Texto analizado »
El paso es barroco. Es de perfiles muy peculiares dado que no es el típico paso de bombo de vuelta y contravuelta, todo esto le da un toque de originalidad y de distinción a los de otras hermandades. El canasto es de ingletes con sus diferentes entrantes, salientes en los centros y esquinas para darles importancia. Tiene una altura media de unos 85 cm con sus subidas y bajadas.
En la parte inferior del canasto existe un bombito pequeño justo por encima del primer tramo de molduras. Al seguir hacia arriba se observa la parte importante del canasto, y más original del paso, ya que, no es el bombo típico, si no que es una media caña que conforme sube en altura se va abriendo hacia fuera. A continuación se encuentra el tramo final del canasto que es recto con tallas acopladas.
En los centros del canasto existen unas capillas peculiares, ya que no son las típicas de tipo hornacinas, si no que el hueco de la imagen se lo da la salida del canasto hacia fuera. La doble columnata contiene en cada una de ellas una columna salomónica en la parte exterior y, en la interior, una estípite. Esta capilla “colgante” se deja caer en unos pescantes donde se encuentran unos carretes con querubines a sus lados. Las cartelas laterales son completas de tallas desde abajo hasta arriba la cual en su centro se encuentran las imágenes de los 4 evangelistas. Es terminada con su correspondiente crestería sobre la moldura superior del paso.

Extracto de datos »
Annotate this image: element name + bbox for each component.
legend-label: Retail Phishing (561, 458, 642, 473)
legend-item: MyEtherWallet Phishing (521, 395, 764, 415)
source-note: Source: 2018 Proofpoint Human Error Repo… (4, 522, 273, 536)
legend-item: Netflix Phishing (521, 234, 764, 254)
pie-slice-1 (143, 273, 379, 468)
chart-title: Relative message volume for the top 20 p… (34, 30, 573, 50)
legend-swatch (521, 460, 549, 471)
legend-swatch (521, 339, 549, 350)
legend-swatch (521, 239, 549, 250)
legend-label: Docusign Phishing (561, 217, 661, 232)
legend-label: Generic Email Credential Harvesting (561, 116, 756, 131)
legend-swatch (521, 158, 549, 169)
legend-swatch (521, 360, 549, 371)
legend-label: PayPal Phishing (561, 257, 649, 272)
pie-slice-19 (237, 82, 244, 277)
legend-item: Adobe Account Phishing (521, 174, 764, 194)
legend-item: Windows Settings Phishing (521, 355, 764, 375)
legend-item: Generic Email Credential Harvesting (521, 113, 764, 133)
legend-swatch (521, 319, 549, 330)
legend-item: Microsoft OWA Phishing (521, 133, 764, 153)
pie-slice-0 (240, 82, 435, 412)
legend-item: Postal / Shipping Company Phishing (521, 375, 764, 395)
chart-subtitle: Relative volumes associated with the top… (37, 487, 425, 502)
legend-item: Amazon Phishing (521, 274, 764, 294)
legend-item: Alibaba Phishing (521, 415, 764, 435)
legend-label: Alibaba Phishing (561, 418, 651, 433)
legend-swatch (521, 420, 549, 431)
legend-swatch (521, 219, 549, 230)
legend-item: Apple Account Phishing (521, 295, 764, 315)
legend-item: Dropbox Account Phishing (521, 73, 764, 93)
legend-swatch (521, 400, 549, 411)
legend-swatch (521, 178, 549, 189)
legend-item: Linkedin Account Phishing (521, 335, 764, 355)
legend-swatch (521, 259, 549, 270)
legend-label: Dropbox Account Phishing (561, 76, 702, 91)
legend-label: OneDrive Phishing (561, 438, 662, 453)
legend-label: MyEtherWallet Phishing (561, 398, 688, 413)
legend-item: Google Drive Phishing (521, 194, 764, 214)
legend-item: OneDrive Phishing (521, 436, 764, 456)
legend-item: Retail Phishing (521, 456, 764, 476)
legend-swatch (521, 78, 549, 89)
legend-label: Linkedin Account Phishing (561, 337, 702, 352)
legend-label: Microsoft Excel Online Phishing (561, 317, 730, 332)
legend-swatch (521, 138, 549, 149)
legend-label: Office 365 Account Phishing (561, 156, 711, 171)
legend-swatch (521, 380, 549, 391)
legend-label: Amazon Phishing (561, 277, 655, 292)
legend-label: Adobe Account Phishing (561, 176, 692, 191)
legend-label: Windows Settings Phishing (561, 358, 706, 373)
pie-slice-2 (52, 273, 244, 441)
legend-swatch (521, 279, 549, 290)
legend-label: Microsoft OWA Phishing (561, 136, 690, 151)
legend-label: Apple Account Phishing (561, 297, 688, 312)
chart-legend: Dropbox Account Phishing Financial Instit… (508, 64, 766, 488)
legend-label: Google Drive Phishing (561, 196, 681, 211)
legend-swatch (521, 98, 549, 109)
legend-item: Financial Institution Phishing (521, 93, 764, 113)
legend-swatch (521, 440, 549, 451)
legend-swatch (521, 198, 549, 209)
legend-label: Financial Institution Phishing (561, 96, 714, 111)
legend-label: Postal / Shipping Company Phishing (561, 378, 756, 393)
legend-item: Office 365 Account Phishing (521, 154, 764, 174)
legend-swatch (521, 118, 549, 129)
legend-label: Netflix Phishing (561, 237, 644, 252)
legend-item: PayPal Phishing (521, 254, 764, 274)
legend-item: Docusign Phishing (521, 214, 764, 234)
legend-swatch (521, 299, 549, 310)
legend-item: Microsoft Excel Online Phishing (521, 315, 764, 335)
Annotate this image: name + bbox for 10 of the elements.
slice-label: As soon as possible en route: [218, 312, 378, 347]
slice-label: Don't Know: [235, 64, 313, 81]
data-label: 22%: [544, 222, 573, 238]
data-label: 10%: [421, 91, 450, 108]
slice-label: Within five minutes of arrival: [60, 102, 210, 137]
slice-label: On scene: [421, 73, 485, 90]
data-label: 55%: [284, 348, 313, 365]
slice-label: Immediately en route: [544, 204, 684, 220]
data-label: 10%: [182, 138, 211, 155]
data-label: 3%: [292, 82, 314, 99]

Tarea solicitada 1 » Copia sin cambios el fragmento del texto sobre el paso barroco que va de "El paso es barroco." a "subidas y bajadas.".
Tarea solicitada 2 » Prosigue el texto sobre el paso barroco a partir de su última oración.

Respuesta del ejercicio 1 »
El paso es barroco. Es de perfiles muy peculiares dado que no es el típico paso de bombo de vuelta y contravuelta, todo esto le da un toque de originalidad y de distinción a los de otras hermandades. El canasto es de ingletes con sus diferentes entrantes, salientes en los centros y esquinas para darles importancia. Tiene una altura media de unos 85 cm con sus subidas y bajadas.

Respuesta del ejercicio 2 »
La imaginería está compuesta por las siguientes piezas escultóricas: cuatro angelitos, uno para cada esquina del canasto. Cuatro parejas de querubines, una para cada bajo de las capillas centrales. Cabezas de los cuatro Evangelistas, dos por cada lateral para las cartelas. Y por último cuatro grupos escultóricos para las capillas centrales de cada lado.
En la capilla frontal encontramos el “Amor a la Juventud” representada por Jesús con los niños en el pasaje “Dejad que los niños se acerquen a mí” De esta manera un Jesús sedente y sonriente se rodea de niños, un niño pequeño sobre su regazo con una granada en la mano (símbolo de la resurrección), un niño a su izquierda y una niña a su derecha cuyo modelo ha sido Minerva, hija del escultor. En el fondo y para terminar de componer el espacio se ha colocado una nube con tres querubines que observan la escena.
En la escena de la capilla trasera se ha representado el “Amor a la humanidad” con el motivo de la resurrección. El Señor Resucitado sale victorioso del sepulcro envuelto en un manto rojo y sudario crema con el lábaro en su mano izquierda. A su vez dos romanos huyen aterrados por la presencia del Señor que ha vuelto a la vida.
Una de las escenas laterales es “El amor a los enfermos”. Se ha representado la escena en dos planos para componer mejor el espacio. En el plano inferior dos enfermos, policromados en tonos pardos, imploran su ayuda al Señor para que los sane, Éste en el plano superior aparece Junto a San Juan Y Santa María Magdalena en ademán de imponerles las manos para sanarlos.
La otra escena lateral es el “Amor a la Madre” y se representa con el encuentro del Señor con María en la Vía Dolorosa. De esta manera en la parte superior aparece un romano a caballo que indica a Cristo en camino a seguir y en la parte inferior el Señor, ayudado por Simón de Cirene, se encuentra con su Madre. Hemos querido hacer un claro homenaje tanto a la Hermandad gaditana de Afligidos como a la imagen del Nazareno de Rota, por las cuales el autor siente una gran debilidad.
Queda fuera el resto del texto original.